▶ _Your instructions_: Extract each line bearing the word "this".

-- BEGIN Exercise data --

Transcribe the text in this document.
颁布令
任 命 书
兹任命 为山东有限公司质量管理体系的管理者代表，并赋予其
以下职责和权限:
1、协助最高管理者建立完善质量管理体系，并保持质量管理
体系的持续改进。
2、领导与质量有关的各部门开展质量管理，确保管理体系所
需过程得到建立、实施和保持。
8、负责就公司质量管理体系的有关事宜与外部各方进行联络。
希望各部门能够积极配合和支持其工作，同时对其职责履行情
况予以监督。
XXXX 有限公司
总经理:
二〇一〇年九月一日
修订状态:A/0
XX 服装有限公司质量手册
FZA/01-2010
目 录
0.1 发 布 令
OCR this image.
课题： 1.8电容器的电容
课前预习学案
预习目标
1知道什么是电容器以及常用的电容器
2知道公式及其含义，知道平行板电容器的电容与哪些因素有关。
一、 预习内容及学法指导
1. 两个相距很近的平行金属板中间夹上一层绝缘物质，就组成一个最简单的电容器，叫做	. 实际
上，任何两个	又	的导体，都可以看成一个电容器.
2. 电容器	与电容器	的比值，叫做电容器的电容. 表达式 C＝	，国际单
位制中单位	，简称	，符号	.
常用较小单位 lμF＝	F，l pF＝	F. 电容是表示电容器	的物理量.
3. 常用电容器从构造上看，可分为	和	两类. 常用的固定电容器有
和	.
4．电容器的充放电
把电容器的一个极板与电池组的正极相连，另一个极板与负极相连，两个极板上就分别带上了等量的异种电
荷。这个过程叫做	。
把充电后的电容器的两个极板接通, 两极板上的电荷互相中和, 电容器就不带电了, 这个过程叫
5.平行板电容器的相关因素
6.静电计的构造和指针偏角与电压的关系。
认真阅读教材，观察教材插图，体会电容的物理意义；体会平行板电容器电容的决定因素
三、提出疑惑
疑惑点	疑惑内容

-- END Exercise data --

▶ _Complete answer_:
Transcribe the text in this document.
OCR this image.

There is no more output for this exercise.